## Dataset records:
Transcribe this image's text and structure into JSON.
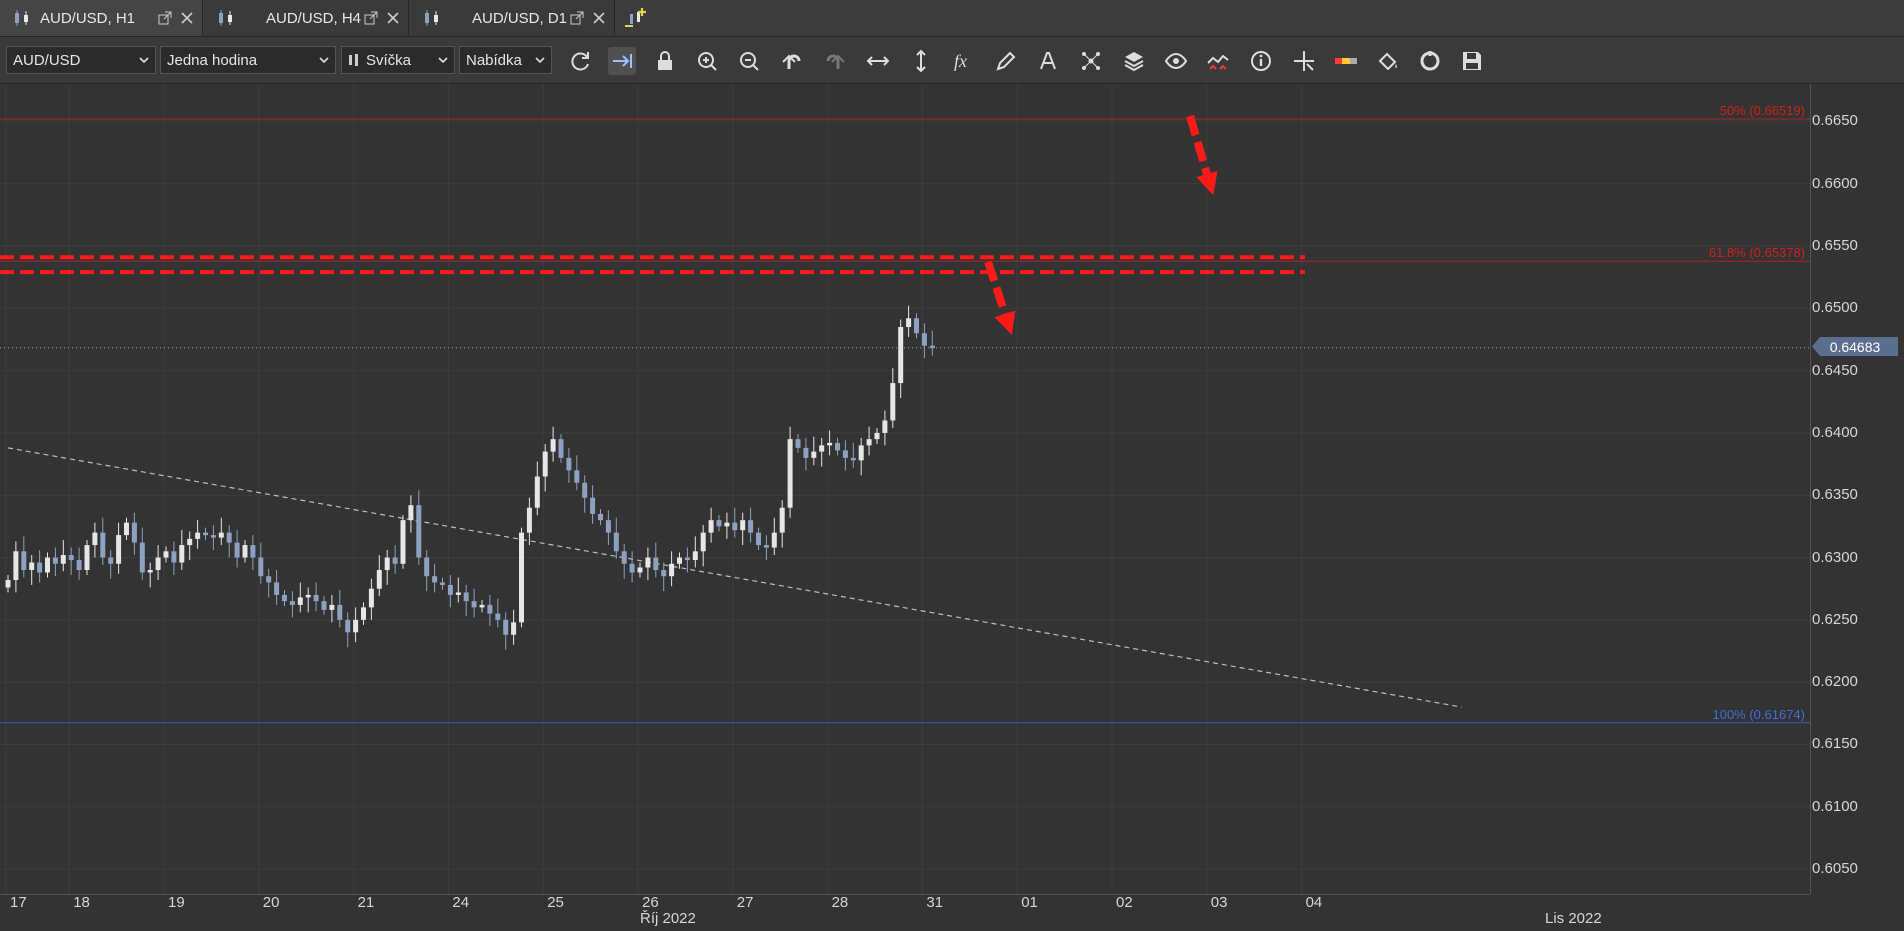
{
  "tabs": [
    {
      "label": "AUD/USD, H1",
      "active": true
    },
    {
      "label": "AUD/USD, H4",
      "active": false
    },
    {
      "label": "AUD/USD, D1",
      "active": false
    }
  ],
  "toolbar": {
    "instrument": "AUD/USD",
    "period": "Jedna hodina",
    "chart_type": "Svíčka",
    "price_side": "Nabídka",
    "icons": [
      "refresh-icon",
      "shift-icon",
      "lock-icon",
      "zoom-in-icon",
      "zoom-out-icon",
      "undo-icon",
      "redo-icon",
      "horizontal-arrows-icon",
      "vertical-arrows-icon",
      "fx-icon",
      "pencil-icon",
      "text-icon",
      "pattern-icon",
      "layers-icon",
      "eye-icon",
      "signals-icon",
      "info-icon",
      "crosshair-icon",
      "indicator-bar-icon",
      "paint-bucket-icon",
      "cycle-icon",
      "save-icon"
    ]
  },
  "y_axis": {
    "labels": [
      "0.6650",
      "0.6600",
      "0.6550",
      "0.6500",
      "0.6450",
      "0.6400",
      "0.6350",
      "0.6300",
      "0.6250",
      "0.6200",
      "0.6150",
      "0.6100",
      "0.6050"
    ],
    "current_price": "0.64683"
  },
  "x_axis": {
    "days": [
      "17",
      "18",
      "19",
      "20",
      "21",
      "24",
      "25",
      "26",
      "27",
      "28",
      "31",
      "01",
      "02",
      "03",
      "04"
    ],
    "months": [
      "Říj 2022",
      "Lis 2022"
    ]
  },
  "fibonacci": [
    {
      "label": "50% (0.66519)",
      "price": 0.66519,
      "color": "#d02020"
    },
    {
      "label": "61.8% (0.65378)",
      "price": 0.65378,
      "color": "#d02020"
    },
    {
      "label": "100% (0.61674)",
      "price": 0.61674,
      "color": "#3f6fd6"
    }
  ],
  "colors": {
    "background": "#333333",
    "candle": "#8da1c0",
    "annotation": "#ff1a1a"
  },
  "chart_data": {
    "type": "candlestick",
    "instrument": "AUD/USD",
    "timeframe": "H1",
    "ylim": [
      0.603,
      0.668
    ],
    "trendline": {
      "from": [
        0,
        0.6388
      ],
      "to": [
        184,
        0.618
      ]
    },
    "resistance_zone": [
      0.6529,
      0.6541
    ],
    "x_day_index": [
      {
        "label": "17",
        "i": 0
      },
      {
        "label": "18",
        "i": 8
      },
      {
        "label": "19",
        "i": 20
      },
      {
        "label": "20",
        "i": 32
      },
      {
        "label": "21",
        "i": 44
      },
      {
        "label": "24",
        "i": 56
      },
      {
        "label": "25",
        "i": 68
      },
      {
        "label": "26",
        "i": 80
      },
      {
        "label": "27",
        "i": 92
      },
      {
        "label": "28",
        "i": 104
      },
      {
        "label": "31",
        "i": 116
      },
      {
        "label": "01",
        "i": 128
      },
      {
        "label": "02",
        "i": 140
      },
      {
        "label": "03",
        "i": 152
      },
      {
        "label": "04",
        "i": 164
      }
    ],
    "closes": [
      0.6282,
      0.6305,
      0.629,
      0.6296,
      0.6288,
      0.63,
      0.6295,
      0.6302,
      0.6298,
      0.629,
      0.631,
      0.632,
      0.63,
      0.6295,
      0.6318,
      0.6328,
      0.6312,
      0.6288,
      0.629,
      0.63,
      0.6305,
      0.6296,
      0.631,
      0.6315,
      0.632,
      0.6318,
      0.6316,
      0.632,
      0.6312,
      0.63,
      0.631,
      0.63,
      0.6285,
      0.628,
      0.627,
      0.6265,
      0.6262,
      0.6268,
      0.627,
      0.6265,
      0.6258,
      0.6262,
      0.625,
      0.624,
      0.625,
      0.626,
      0.6275,
      0.629,
      0.63,
      0.6295,
      0.633,
      0.6342,
      0.63,
      0.6285,
      0.628,
      0.6278,
      0.627,
      0.6272,
      0.6265,
      0.626,
      0.6262,
      0.6255,
      0.625,
      0.6238,
      0.6248,
      0.632,
      0.634,
      0.6365,
      0.6385,
      0.6395,
      0.638,
      0.637,
      0.636,
      0.6348,
      0.6335,
      0.633,
      0.632,
      0.6305,
      0.6295,
      0.6288,
      0.6292,
      0.63,
      0.629,
      0.6285,
      0.6295,
      0.63,
      0.6298,
      0.6305,
      0.632,
      0.633,
      0.6325,
      0.6328,
      0.6322,
      0.633,
      0.632,
      0.631,
      0.6308,
      0.632,
      0.634,
      0.6395,
      0.6388,
      0.638,
      0.6385,
      0.639,
      0.6392,
      0.6386,
      0.638,
      0.6378,
      0.639,
      0.6395,
      0.64,
      0.641,
      0.644,
      0.6485,
      0.6492,
      0.648,
      0.647,
      0.6468
    ]
  }
}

## Problem details:
Your copy should repeat each entry above exactly but contain no pictures.

## Written solution:
Transcribe this image's text and structure into JSON.
{
  "tabs": [
    {
      "label": "AUD/USD, H1",
      "active": true
    },
    {
      "label": "AUD/USD, H4",
      "active": false
    },
    {
      "label": "AUD/USD, D1",
      "active": false
    }
  ],
  "toolbar": {
    "instrument": "AUD/USD",
    "period": "Jedna hodina",
    "chart_type": "Svíčka",
    "price_side": "Nabídka",
    "icons": [
      "refresh-icon",
      "shift-icon",
      "lock-icon",
      "zoom-in-icon",
      "zoom-out-icon",
      "undo-icon",
      "redo-icon",
      "horizontal-arrows-icon",
      "vertical-arrows-icon",
      "fx-icon",
      "pencil-icon",
      "text-icon",
      "pattern-icon",
      "layers-icon",
      "eye-icon",
      "signals-icon",
      "info-icon",
      "crosshair-icon",
      "indicator-bar-icon",
      "paint-bucket-icon",
      "cycle-icon",
      "save-icon"
    ]
  },
  "y_axis": {
    "labels": [
      "0.6650",
      "0.6600",
      "0.6550",
      "0.6500",
      "0.6450",
      "0.6400",
      "0.6350",
      "0.6300",
      "0.6250",
      "0.6200",
      "0.6150",
      "0.6100",
      "0.6050"
    ],
    "current_price": "0.64683"
  },
  "x_axis": {
    "days": [
      "17",
      "18",
      "19",
      "20",
      "21",
      "24",
      "25",
      "26",
      "27",
      "28",
      "31",
      "01",
      "02",
      "03",
      "04"
    ],
    "months": [
      "Říj 2022",
      "Lis 2022"
    ]
  },
  "fibonacci": [
    {
      "label": "50% (0.66519)",
      "price": 0.66519,
      "color": "#d02020"
    },
    {
      "label": "61.8% (0.65378)",
      "price": 0.65378,
      "color": "#d02020"
    },
    {
      "label": "100% (0.61674)",
      "price": 0.61674,
      "color": "#3f6fd6"
    }
  ],
  "colors": {
    "background": "#333333",
    "candle": "#8da1c0",
    "annotation": "#ff1a1a"
  },
  "chart_data": {
    "type": "candlestick",
    "instrument": "AUD/USD",
    "timeframe": "H1",
    "ylim": [
      0.603,
      0.668
    ],
    "trendline": {
      "from": [
        0,
        0.6388
      ],
      "to": [
        184,
        0.618
      ]
    },
    "resistance_zone": [
      0.6529,
      0.6541
    ],
    "x_day_index": [
      {
        "label": "17",
        "i": 0
      },
      {
        "label": "18",
        "i": 8
      },
      {
        "label": "19",
        "i": 20
      },
      {
        "label": "20",
        "i": 32
      },
      {
        "label": "21",
        "i": 44
      },
      {
        "label": "24",
        "i": 56
      },
      {
        "label": "25",
        "i": 68
      },
      {
        "label": "26",
        "i": 80
      },
      {
        "label": "27",
        "i": 92
      },
      {
        "label": "28",
        "i": 104
      },
      {
        "label": "31",
        "i": 116
      },
      {
        "label": "01",
        "i": 128
      },
      {
        "label": "02",
        "i": 140
      },
      {
        "label": "03",
        "i": 152
      },
      {
        "label": "04",
        "i": 164
      }
    ],
    "closes": [
      0.6282,
      0.6305,
      0.629,
      0.6296,
      0.6288,
      0.63,
      0.6295,
      0.6302,
      0.6298,
      0.629,
      0.631,
      0.632,
      0.63,
      0.6295,
      0.6318,
      0.6328,
      0.6312,
      0.6288,
      0.629,
      0.63,
      0.6305,
      0.6296,
      0.631,
      0.6315,
      0.632,
      0.6318,
      0.6316,
      0.632,
      0.6312,
      0.63,
      0.631,
      0.63,
      0.6285,
      0.628,
      0.627,
      0.6265,
      0.6262,
      0.6268,
      0.627,
      0.6265,
      0.6258,
      0.6262,
      0.625,
      0.624,
      0.625,
      0.626,
      0.6275,
      0.629,
      0.63,
      0.6295,
      0.633,
      0.6342,
      0.63,
      0.6285,
      0.628,
      0.6278,
      0.627,
      0.6272,
      0.6265,
      0.626,
      0.6262,
      0.6255,
      0.625,
      0.6238,
      0.6248,
      0.632,
      0.634,
      0.6365,
      0.6385,
      0.6395,
      0.638,
      0.637,
      0.636,
      0.6348,
      0.6335,
      0.633,
      0.632,
      0.6305,
      0.6295,
      0.6288,
      0.6292,
      0.63,
      0.629,
      0.6285,
      0.6295,
      0.63,
      0.6298,
      0.6305,
      0.632,
      0.633,
      0.6325,
      0.6328,
      0.6322,
      0.633,
      0.632,
      0.631,
      0.6308,
      0.632,
      0.634,
      0.6395,
      0.6388,
      0.638,
      0.6385,
      0.639,
      0.6392,
      0.6386,
      0.638,
      0.6378,
      0.639,
      0.6395,
      0.64,
      0.641,
      0.644,
      0.6485,
      0.6492,
      0.648,
      0.647,
      0.6468
    ]
  }
}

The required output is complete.